> AUSGEWÄHLTER AUSZUG
Der Protest richtete sich zwar wie gewohnt gegen jeden und alles, besonders jedoch gegen die sogenannten Ampel-Parteien. Die umweltbewegten jungen Leute hatten sich über viele Monate hin vor jenen Karren spannen lassen, der die Grünen ins Kanzleramt kutschieren sollte. Die SPD und sogar die FDP dorthin mitzunehmen, davon war nie die Rede. Und nun, da sie in den Plänen der künftigen Dreier-Koalition nicht viel mehr als ein Muster ohne Wert sehen, fühlen sie sich um den Lohn betrogen. Willkommen in der wirklichen Welt.

> ZU ERLEDIGENDE AUFGABEN
(1) Übersetzen Sie den Satz „Die SPD und sogar die FDP dorthin mitzunehmen, davon war nie die Rede.“ aus dem ausgewählten Auszug ins Englische.
(2) Tippen Sie aus dem ausgewählten Auszug die Stelle ab, die mit „Der Protest richtete“ anfängt und sich bis einschließlich „der wirklichen Welt.“ fortsetzt.

> BEREITGESTELLTE ZEILEN
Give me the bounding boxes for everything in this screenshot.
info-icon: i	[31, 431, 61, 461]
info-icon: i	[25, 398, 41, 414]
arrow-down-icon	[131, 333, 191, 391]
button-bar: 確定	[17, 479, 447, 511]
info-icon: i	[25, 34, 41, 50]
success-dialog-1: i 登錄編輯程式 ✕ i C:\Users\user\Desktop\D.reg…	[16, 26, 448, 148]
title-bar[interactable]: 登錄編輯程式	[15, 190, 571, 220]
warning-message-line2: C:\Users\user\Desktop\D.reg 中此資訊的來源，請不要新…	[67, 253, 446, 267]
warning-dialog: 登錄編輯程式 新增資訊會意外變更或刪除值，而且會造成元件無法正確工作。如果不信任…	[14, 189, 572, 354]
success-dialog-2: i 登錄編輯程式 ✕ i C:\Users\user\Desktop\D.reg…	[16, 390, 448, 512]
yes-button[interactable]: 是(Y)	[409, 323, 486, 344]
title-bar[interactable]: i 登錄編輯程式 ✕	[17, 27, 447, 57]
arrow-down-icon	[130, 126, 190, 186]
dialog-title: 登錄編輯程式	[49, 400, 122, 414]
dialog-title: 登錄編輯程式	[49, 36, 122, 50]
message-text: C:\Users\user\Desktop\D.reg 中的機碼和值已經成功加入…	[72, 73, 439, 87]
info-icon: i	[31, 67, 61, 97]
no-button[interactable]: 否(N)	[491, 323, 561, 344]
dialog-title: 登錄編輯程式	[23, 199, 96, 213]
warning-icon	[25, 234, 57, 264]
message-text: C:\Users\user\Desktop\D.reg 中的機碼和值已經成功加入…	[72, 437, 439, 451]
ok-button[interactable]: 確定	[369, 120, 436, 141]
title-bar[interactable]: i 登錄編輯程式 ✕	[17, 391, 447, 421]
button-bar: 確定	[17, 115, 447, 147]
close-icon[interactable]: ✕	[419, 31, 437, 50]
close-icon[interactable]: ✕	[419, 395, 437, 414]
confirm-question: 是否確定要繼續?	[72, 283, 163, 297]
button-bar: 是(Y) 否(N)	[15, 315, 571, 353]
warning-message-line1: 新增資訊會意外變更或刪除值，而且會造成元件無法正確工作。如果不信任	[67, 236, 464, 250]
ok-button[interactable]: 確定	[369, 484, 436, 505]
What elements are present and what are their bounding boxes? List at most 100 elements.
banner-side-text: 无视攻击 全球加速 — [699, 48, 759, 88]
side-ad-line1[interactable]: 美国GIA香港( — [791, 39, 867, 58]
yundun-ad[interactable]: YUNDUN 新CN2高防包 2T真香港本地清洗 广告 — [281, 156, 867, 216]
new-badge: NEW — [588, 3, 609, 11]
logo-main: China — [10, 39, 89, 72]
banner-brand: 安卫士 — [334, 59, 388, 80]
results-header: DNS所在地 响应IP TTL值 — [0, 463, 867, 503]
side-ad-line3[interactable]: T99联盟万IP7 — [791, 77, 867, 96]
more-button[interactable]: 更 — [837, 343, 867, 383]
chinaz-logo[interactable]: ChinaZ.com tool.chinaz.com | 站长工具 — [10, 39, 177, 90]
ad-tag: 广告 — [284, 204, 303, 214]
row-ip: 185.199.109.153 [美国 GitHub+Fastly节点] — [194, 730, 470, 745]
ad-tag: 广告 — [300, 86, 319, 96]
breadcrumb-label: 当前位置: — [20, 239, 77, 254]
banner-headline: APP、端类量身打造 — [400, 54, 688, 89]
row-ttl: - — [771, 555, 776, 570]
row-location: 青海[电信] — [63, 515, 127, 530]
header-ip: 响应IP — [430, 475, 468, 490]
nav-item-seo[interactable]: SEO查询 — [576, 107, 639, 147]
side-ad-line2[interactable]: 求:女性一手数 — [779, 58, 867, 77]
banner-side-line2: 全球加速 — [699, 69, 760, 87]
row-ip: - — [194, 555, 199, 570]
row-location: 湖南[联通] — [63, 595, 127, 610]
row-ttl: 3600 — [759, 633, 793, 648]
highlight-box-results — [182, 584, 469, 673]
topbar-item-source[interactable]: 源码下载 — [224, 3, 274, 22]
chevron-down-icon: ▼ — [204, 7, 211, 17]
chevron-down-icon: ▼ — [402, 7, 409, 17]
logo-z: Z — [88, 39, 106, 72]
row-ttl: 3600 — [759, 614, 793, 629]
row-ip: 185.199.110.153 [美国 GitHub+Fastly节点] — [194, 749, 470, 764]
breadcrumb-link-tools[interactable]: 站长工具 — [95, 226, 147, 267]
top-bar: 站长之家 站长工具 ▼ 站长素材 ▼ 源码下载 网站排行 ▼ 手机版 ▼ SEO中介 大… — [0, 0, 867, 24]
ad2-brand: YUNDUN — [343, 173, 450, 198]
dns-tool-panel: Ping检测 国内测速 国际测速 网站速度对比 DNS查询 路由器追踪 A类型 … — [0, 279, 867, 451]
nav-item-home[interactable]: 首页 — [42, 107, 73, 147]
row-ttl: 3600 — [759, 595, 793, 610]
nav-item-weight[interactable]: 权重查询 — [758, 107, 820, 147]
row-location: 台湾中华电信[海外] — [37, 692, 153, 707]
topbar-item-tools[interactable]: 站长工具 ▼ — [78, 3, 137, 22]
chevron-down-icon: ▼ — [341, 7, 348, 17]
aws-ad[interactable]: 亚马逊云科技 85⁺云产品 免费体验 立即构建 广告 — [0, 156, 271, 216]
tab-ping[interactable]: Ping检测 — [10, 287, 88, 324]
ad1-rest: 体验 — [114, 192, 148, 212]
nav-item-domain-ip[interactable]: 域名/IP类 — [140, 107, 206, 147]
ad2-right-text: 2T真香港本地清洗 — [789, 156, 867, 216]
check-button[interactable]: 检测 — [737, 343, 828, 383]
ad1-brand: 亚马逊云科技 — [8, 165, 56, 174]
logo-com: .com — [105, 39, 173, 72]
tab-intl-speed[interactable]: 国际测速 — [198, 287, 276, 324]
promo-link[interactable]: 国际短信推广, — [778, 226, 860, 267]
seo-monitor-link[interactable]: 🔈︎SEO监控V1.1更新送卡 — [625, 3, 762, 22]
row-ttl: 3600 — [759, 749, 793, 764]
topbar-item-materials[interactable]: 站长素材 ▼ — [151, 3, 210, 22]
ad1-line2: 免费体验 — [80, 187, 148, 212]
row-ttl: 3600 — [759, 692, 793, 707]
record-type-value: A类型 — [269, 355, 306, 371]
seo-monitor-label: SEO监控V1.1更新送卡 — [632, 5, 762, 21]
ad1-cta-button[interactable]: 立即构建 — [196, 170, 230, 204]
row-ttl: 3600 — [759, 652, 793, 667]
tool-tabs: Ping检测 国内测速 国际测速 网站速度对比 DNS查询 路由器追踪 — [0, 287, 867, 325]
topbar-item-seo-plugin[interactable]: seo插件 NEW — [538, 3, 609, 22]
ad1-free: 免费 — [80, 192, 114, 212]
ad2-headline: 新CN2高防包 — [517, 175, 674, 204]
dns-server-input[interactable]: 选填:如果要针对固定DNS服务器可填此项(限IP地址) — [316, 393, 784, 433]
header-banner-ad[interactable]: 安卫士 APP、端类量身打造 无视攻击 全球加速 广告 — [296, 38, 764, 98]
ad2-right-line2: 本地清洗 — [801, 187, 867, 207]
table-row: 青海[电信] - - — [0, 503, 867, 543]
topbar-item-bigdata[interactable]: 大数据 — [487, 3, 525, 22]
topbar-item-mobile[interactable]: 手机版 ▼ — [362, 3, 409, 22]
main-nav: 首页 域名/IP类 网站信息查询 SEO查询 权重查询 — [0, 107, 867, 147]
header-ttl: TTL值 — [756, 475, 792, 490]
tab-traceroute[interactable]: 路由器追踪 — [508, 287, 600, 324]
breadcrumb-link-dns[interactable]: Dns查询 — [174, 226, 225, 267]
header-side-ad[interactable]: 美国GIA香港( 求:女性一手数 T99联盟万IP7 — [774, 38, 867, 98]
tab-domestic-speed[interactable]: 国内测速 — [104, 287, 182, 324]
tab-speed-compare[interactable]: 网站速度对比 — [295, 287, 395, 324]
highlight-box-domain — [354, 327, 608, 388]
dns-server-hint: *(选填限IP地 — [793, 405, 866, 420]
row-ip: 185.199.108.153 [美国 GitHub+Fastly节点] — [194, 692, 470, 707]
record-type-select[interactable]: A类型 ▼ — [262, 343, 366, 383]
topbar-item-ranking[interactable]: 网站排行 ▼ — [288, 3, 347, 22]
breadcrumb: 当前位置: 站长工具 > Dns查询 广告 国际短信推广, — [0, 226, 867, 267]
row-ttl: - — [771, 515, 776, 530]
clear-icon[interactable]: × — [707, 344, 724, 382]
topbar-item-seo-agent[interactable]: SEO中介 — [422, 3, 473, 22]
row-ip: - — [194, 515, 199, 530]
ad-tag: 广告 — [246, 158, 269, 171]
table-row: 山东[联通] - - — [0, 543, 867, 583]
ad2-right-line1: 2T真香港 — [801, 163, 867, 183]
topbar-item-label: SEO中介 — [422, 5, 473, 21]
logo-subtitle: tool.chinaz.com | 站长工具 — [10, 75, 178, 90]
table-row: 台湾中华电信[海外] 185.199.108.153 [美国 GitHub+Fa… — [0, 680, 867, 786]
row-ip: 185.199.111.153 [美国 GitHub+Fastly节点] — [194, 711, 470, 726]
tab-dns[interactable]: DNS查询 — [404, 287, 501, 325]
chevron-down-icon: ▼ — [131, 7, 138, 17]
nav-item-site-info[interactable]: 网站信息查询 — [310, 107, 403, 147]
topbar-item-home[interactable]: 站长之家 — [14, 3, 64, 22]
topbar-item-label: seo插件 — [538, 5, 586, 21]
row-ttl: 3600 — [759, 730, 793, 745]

> ERGEBNISSE DER AUFGABEN
(1) Taking the SPD and even the FDP along there was never under discussion.

(2)
Der Protest richtete sich zwar wie gewohnt gegen jeden und alles, besonders jedoch gegen die sogenannten Ampel-Parteien. Die umweltbewegten jungen Leute hatten sich über viele Monate hin vor jenen Karren spannen lassen, der die Grünen ins Kanzleramt kutschieren sollte. Die SPD und sogar die FDP dorthin mitzunehmen, davon war nie die Rede. Und nun, da sie in den Plänen der künftigen Dreier-Koalition nicht viel mehr als ein Muster ohne Wert sehen, fühlen sie sich um den Lohn betrogen. Willkommen in der wirklichen Welt.